**Exercise task:** Locate every line in the records below that holds the word "Remaining" and return each one.
§ §
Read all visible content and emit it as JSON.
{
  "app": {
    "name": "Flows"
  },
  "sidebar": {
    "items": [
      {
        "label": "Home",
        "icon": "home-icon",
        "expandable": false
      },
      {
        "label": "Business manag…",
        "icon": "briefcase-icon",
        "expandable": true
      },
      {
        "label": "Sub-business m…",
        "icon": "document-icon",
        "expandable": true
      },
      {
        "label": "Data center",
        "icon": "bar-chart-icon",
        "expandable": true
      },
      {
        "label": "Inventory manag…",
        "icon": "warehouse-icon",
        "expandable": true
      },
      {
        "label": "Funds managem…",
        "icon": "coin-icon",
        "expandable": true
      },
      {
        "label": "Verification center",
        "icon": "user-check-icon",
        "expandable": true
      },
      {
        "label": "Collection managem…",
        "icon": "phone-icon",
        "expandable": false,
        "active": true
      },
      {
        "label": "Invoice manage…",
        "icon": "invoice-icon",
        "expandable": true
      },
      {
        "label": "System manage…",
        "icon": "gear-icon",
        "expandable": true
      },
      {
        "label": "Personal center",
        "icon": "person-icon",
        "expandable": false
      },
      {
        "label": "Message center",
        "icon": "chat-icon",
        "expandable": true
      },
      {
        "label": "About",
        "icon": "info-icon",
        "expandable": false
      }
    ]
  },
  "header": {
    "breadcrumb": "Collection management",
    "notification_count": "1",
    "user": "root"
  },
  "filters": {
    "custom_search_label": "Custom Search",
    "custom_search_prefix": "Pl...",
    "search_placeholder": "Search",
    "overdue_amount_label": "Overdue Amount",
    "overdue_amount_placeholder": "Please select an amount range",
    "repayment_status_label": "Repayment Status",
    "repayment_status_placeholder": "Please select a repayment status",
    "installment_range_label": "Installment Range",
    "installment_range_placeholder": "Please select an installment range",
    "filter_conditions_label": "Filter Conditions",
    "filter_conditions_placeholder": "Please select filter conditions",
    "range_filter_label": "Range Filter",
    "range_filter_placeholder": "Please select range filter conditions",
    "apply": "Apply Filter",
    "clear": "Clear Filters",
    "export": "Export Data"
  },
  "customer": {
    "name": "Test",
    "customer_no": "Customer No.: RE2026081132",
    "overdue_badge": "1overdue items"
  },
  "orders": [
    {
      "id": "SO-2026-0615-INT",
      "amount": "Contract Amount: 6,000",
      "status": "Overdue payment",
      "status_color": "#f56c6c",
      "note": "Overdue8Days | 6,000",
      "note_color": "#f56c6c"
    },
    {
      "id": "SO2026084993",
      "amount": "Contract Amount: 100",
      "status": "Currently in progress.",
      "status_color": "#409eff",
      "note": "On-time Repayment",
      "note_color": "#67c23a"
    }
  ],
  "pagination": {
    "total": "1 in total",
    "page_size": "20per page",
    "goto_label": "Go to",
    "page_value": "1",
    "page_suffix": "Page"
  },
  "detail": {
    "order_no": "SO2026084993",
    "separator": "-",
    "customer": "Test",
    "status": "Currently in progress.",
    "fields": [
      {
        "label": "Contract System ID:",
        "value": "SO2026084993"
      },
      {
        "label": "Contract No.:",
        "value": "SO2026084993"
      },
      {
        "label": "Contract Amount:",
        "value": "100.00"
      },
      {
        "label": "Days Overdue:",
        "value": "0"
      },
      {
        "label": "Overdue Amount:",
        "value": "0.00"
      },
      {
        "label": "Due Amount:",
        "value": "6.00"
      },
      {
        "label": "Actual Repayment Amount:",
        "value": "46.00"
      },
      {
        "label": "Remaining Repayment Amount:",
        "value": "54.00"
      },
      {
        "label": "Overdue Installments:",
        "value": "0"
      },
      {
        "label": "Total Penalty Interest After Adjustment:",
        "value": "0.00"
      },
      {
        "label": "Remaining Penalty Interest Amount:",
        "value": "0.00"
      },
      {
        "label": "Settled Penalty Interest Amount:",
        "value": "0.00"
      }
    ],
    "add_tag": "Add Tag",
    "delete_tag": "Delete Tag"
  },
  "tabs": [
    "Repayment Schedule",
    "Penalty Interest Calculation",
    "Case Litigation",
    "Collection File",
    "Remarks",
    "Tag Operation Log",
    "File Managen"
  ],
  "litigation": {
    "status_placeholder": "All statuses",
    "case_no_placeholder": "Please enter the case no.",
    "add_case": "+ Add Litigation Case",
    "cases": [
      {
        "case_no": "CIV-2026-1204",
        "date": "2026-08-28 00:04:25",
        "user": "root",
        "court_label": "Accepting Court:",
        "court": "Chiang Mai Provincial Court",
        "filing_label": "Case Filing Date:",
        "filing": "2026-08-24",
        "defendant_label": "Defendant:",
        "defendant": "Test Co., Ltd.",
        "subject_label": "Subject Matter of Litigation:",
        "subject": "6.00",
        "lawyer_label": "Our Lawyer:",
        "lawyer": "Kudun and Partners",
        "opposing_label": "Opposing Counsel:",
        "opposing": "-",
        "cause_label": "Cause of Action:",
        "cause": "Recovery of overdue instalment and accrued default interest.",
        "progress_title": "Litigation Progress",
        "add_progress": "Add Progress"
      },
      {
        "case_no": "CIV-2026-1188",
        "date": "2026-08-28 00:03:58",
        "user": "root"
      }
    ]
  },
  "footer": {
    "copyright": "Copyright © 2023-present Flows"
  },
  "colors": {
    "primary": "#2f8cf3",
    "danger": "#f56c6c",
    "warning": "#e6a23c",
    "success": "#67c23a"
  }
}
§ §
**Solution to the exercise:**
        "label": "Remaining Repayment Amount:",
        "label": "Remaining Penalty Interest Amount:",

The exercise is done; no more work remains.